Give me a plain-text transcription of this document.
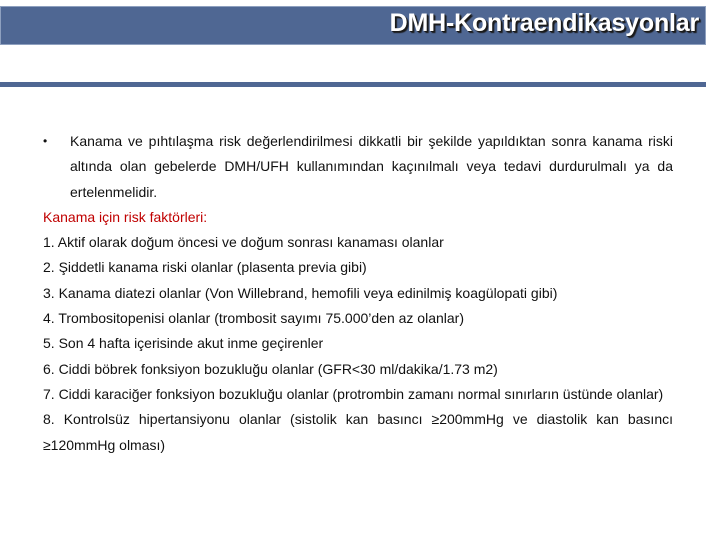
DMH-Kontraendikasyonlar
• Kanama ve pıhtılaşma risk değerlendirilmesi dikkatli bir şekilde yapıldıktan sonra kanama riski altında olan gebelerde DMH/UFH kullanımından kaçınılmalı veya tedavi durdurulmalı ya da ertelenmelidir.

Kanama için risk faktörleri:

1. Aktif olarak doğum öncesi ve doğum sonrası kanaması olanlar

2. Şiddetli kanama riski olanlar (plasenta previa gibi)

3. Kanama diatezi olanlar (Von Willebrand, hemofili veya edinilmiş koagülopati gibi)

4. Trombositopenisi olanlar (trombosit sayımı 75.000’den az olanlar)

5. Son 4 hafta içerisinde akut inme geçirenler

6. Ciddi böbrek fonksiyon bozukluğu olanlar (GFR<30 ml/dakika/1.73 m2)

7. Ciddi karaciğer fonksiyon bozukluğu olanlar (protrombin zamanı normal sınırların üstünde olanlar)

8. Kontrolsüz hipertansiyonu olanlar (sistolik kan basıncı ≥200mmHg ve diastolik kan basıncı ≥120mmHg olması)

# Work instructions
Reply with one number only, the count of lines above that hold the string "Ciddi".

# The response
2